* [WRITTEN INSTRUCTION] Find how many lines in the data below include the word "seperti", then write only that number.

****************************************

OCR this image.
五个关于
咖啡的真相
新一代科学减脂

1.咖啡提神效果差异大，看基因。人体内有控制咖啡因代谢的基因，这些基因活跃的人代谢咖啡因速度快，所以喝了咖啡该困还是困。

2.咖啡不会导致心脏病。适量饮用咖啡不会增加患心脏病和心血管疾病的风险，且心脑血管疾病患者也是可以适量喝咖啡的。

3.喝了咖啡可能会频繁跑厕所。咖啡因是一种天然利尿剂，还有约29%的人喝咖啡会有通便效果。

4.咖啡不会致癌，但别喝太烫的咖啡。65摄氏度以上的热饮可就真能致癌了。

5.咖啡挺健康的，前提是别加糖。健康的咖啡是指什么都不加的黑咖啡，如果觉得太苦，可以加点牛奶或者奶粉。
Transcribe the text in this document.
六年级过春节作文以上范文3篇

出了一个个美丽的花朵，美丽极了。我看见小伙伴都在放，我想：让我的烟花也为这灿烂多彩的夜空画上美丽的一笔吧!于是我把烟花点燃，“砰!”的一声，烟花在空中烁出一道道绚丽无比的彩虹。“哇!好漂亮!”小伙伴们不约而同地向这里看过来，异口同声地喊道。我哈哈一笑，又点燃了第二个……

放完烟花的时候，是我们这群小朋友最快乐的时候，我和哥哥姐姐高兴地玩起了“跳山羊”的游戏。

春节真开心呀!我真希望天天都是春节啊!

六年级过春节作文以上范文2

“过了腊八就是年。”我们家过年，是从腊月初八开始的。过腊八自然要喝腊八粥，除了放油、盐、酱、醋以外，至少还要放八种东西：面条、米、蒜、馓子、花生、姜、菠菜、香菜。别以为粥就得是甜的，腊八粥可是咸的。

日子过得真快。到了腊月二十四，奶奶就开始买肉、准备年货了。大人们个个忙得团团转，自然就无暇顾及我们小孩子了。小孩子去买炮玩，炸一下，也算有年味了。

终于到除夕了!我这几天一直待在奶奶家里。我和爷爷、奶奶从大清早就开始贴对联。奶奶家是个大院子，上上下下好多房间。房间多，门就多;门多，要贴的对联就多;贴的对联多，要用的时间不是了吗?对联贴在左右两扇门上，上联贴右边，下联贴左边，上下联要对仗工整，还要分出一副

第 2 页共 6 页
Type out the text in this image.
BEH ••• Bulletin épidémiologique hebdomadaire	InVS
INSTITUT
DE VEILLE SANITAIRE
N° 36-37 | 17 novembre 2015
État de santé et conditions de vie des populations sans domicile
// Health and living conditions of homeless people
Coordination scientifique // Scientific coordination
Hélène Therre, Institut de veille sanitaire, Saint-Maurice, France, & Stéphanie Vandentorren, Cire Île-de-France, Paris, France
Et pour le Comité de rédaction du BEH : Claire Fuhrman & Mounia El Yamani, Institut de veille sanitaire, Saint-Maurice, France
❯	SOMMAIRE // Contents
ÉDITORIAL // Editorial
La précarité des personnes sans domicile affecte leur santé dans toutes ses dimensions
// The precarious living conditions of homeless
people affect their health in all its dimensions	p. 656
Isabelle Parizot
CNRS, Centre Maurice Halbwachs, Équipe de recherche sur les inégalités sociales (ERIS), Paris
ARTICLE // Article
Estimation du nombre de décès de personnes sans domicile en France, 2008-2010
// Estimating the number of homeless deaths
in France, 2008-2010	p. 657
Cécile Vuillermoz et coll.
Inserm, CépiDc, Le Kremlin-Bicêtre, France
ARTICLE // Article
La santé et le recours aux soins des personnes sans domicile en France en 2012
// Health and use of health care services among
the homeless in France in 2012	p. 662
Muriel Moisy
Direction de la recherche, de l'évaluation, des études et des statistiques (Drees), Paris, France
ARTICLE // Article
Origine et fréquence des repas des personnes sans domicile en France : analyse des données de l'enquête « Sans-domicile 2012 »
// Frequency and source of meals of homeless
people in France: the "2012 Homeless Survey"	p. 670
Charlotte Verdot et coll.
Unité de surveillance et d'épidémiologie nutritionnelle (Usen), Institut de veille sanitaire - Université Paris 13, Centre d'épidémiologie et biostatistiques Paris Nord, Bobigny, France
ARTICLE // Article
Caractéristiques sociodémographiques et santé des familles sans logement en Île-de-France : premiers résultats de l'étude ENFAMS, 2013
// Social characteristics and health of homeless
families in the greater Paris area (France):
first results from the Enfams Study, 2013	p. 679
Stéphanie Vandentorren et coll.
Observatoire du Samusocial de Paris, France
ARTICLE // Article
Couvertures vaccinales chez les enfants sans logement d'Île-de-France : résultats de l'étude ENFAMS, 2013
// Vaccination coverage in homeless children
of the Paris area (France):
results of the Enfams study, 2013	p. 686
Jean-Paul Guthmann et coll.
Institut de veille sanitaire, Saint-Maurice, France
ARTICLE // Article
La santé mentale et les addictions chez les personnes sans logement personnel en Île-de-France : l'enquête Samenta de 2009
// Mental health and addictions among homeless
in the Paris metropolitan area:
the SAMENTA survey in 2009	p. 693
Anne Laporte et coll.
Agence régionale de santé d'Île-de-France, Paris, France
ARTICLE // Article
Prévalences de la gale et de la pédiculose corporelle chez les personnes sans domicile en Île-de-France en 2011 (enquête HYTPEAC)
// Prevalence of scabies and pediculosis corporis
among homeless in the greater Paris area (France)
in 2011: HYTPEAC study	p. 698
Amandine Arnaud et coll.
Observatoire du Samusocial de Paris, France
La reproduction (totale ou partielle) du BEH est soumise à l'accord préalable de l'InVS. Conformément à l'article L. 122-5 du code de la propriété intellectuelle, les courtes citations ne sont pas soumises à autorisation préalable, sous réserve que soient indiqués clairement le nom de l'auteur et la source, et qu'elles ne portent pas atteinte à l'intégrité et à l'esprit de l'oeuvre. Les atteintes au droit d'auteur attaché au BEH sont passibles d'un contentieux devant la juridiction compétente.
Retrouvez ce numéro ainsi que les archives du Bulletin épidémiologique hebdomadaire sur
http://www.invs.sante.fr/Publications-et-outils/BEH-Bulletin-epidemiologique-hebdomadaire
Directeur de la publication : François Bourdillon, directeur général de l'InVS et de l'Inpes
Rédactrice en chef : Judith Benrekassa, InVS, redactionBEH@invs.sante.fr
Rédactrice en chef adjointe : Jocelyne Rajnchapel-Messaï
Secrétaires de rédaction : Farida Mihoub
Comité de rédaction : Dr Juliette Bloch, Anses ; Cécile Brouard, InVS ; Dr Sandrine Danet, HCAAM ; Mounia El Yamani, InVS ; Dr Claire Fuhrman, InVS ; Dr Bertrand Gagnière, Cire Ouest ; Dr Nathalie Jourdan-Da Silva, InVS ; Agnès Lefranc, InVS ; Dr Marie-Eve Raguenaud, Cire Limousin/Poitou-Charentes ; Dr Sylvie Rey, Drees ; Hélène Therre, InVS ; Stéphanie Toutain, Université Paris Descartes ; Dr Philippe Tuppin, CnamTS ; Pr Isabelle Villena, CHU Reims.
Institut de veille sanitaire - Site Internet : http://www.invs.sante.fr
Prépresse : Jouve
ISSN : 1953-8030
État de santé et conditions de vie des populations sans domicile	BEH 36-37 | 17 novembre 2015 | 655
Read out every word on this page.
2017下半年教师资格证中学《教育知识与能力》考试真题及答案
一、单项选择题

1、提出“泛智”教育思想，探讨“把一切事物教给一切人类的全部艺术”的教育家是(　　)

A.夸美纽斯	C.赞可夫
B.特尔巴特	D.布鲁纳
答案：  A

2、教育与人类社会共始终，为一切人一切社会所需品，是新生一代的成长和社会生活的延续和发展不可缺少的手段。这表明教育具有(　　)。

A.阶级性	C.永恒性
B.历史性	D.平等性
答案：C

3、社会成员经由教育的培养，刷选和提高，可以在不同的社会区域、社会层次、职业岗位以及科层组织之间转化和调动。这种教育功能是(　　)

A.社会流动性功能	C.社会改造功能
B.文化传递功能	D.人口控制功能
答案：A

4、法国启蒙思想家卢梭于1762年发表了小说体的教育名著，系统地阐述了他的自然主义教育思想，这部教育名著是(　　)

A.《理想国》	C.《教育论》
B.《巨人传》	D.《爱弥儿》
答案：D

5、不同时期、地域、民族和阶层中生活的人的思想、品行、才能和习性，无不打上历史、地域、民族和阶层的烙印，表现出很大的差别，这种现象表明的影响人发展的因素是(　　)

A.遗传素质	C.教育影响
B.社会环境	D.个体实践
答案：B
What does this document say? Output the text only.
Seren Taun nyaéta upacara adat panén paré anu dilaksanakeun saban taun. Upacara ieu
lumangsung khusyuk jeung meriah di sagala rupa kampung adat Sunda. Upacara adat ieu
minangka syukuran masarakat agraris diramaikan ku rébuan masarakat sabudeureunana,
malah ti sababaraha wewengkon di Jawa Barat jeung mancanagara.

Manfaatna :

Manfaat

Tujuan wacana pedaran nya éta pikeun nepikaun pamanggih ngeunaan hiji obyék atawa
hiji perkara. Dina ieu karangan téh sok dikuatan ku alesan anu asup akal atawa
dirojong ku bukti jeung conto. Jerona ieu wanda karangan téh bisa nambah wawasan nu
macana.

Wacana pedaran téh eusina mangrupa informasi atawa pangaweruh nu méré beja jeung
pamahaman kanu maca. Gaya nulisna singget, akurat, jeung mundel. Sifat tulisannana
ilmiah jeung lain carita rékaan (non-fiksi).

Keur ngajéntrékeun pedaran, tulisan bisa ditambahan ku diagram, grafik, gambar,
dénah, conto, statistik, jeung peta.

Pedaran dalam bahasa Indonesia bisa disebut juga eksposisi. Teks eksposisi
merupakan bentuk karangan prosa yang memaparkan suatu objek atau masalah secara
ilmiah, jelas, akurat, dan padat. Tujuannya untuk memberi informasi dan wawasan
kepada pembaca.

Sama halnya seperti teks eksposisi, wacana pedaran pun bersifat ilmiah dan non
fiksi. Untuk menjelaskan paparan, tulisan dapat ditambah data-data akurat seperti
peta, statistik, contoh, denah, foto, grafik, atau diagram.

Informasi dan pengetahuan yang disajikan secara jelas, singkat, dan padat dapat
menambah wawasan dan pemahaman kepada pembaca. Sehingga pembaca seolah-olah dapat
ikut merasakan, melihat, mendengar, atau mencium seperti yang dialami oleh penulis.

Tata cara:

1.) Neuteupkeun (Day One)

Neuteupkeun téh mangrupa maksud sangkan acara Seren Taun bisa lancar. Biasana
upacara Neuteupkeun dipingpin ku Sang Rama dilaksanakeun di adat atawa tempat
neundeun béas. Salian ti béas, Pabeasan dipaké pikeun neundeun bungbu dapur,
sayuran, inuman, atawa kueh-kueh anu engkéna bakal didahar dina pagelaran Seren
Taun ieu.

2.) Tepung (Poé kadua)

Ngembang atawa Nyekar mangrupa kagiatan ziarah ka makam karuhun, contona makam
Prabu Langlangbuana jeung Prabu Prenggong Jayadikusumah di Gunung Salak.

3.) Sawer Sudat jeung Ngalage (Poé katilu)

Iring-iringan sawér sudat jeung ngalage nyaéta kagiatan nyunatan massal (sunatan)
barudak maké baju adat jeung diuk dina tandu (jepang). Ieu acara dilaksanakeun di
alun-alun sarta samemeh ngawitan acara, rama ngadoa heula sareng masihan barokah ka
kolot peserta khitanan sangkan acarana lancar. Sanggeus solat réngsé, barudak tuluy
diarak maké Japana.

****************************************

* [WRITTEN RESPONSE] 3